*What the task requires*: Look for "printer" in each line of the entries, and return the matching lines.

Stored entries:

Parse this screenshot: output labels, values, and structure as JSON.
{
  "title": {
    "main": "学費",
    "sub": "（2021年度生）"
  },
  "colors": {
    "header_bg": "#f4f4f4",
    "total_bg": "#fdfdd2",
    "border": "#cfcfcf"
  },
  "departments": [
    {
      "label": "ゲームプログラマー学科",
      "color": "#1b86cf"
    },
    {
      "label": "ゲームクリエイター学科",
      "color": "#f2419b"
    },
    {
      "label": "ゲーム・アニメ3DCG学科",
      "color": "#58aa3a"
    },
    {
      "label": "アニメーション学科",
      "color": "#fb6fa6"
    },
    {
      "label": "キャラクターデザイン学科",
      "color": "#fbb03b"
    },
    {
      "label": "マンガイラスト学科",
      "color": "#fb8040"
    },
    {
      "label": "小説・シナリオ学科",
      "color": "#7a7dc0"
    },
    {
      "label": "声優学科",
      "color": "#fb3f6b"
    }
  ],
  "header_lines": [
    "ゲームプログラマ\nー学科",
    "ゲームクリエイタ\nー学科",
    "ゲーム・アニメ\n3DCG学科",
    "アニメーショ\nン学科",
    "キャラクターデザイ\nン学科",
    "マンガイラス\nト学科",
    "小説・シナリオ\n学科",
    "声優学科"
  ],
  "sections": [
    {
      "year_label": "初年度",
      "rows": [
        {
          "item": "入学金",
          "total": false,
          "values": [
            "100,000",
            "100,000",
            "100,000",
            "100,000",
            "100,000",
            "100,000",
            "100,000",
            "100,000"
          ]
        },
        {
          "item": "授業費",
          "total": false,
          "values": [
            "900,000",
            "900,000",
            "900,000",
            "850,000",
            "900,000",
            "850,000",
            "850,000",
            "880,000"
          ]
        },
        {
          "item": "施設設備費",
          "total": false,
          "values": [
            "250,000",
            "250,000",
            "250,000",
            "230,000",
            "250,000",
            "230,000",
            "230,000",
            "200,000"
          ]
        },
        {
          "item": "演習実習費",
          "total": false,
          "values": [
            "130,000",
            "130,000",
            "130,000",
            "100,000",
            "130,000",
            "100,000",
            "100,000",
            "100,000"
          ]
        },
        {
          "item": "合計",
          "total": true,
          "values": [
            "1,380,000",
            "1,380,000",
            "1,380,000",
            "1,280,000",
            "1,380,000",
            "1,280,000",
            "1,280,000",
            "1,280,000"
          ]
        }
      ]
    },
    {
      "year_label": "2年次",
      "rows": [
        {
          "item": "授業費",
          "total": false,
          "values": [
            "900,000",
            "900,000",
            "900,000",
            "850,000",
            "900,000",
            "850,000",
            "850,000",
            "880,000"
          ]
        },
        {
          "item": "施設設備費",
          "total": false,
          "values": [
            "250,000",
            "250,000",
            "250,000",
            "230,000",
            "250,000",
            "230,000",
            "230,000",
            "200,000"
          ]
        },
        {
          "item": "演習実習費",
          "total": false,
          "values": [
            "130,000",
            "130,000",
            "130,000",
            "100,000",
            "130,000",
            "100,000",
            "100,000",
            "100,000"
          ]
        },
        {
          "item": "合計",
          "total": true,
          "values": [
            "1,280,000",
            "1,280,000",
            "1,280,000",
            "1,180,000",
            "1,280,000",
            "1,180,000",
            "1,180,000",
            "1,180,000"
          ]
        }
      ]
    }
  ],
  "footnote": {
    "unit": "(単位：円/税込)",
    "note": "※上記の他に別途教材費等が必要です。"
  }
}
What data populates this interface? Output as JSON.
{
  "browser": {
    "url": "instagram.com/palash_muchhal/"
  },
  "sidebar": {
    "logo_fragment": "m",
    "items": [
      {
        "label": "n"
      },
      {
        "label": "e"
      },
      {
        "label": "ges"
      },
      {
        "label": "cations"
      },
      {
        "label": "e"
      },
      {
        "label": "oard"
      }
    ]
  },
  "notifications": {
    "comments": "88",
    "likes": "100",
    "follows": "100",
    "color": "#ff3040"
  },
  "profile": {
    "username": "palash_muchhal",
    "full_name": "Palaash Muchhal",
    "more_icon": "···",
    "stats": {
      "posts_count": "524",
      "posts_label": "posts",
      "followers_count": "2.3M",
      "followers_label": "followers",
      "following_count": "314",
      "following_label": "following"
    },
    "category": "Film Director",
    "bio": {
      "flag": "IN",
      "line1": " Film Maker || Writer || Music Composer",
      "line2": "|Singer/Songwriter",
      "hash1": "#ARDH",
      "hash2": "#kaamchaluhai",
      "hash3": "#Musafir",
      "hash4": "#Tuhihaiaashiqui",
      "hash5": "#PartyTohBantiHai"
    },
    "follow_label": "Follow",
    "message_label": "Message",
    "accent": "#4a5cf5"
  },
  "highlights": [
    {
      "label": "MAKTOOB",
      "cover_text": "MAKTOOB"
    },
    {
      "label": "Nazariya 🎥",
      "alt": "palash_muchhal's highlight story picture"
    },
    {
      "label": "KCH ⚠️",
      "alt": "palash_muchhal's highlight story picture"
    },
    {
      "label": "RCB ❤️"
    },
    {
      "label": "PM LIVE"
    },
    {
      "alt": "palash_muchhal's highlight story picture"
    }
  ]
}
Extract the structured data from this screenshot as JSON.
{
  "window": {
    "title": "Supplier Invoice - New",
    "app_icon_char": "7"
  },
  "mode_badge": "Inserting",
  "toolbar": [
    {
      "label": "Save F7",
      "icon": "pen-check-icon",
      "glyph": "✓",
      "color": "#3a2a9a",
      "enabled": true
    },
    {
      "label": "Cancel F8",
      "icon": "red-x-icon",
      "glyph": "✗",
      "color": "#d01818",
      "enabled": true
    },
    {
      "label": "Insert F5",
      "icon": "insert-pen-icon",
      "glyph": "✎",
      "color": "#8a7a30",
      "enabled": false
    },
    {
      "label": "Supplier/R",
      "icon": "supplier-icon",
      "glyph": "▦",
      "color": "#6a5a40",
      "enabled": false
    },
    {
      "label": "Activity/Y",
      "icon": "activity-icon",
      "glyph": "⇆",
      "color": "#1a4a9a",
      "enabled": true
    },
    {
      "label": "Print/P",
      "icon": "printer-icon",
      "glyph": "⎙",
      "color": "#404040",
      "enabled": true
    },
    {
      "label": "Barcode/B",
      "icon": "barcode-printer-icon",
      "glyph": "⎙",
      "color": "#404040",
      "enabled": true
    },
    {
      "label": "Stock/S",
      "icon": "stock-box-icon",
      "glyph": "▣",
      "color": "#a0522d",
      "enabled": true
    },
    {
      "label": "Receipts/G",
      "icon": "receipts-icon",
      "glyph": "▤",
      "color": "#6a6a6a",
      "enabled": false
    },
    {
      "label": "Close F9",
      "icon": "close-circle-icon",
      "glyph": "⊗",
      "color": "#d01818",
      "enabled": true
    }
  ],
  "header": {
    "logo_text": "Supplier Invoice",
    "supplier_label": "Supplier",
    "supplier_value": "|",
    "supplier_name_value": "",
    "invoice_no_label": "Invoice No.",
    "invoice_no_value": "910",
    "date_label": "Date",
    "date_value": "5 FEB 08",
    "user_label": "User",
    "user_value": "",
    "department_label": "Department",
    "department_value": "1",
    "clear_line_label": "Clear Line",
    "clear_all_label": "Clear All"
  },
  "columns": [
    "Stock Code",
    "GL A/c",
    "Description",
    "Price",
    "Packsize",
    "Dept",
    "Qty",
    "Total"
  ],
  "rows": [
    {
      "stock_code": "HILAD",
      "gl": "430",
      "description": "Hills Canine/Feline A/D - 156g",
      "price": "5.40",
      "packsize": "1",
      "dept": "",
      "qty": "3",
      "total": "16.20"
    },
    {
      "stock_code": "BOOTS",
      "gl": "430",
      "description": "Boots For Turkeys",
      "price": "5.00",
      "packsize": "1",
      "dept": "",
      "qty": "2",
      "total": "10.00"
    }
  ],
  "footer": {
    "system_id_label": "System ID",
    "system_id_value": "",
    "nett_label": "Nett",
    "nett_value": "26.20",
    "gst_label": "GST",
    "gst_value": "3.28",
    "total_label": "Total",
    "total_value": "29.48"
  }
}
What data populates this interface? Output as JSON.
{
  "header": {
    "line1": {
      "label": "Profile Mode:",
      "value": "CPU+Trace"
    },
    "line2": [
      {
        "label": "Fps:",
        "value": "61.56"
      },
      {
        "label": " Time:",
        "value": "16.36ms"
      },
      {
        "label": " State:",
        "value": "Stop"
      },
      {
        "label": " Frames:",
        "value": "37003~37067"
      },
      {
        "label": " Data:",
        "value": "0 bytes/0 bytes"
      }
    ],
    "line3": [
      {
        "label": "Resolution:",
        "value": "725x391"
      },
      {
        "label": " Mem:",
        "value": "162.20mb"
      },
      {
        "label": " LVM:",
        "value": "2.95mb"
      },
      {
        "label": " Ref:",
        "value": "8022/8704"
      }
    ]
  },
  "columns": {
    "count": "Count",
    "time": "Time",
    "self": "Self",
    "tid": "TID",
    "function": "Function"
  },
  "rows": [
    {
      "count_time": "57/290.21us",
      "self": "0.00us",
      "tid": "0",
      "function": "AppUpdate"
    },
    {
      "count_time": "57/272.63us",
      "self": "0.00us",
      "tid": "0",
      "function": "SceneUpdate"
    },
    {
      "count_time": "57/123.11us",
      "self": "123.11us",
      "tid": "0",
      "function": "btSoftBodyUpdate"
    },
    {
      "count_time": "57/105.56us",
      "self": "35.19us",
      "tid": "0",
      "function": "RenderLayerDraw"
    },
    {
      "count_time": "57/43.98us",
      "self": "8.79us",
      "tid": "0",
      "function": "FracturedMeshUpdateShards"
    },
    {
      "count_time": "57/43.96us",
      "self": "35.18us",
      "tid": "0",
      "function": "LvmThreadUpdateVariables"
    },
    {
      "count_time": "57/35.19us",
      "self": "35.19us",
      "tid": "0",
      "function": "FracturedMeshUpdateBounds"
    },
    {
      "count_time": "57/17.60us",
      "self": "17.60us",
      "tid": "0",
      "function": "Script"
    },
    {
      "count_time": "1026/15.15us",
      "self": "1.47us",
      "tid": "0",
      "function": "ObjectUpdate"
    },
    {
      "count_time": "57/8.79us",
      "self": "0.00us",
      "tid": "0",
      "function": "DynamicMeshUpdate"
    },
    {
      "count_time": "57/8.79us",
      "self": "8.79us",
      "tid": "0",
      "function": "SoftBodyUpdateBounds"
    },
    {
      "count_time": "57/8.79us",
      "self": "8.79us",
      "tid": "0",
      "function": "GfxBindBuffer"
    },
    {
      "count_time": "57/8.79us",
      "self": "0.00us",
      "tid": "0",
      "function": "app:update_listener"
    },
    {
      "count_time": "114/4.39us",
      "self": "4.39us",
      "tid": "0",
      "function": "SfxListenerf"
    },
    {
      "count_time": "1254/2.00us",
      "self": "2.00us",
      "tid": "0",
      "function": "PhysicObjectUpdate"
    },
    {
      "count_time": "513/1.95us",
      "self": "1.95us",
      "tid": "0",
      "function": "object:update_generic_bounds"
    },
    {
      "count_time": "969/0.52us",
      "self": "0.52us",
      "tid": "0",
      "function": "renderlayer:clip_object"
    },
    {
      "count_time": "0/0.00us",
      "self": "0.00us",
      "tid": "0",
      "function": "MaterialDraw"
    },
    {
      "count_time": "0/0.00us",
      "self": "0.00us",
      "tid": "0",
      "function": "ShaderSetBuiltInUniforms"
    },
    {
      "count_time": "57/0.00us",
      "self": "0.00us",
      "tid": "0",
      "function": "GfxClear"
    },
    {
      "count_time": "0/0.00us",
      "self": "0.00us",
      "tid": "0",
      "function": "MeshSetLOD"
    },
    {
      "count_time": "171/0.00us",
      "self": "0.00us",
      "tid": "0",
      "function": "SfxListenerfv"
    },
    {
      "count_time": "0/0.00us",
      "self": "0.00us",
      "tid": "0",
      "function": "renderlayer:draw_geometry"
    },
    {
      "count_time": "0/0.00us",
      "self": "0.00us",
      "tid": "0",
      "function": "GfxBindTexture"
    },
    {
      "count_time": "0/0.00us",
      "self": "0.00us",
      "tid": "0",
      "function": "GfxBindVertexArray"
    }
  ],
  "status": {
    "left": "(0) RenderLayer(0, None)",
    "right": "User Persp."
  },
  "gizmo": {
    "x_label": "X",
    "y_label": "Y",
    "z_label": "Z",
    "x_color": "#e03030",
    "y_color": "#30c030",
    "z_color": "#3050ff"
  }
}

*Response to this task*:
      "icon": "printer-icon",
      "icon": "barcode-printer-icon",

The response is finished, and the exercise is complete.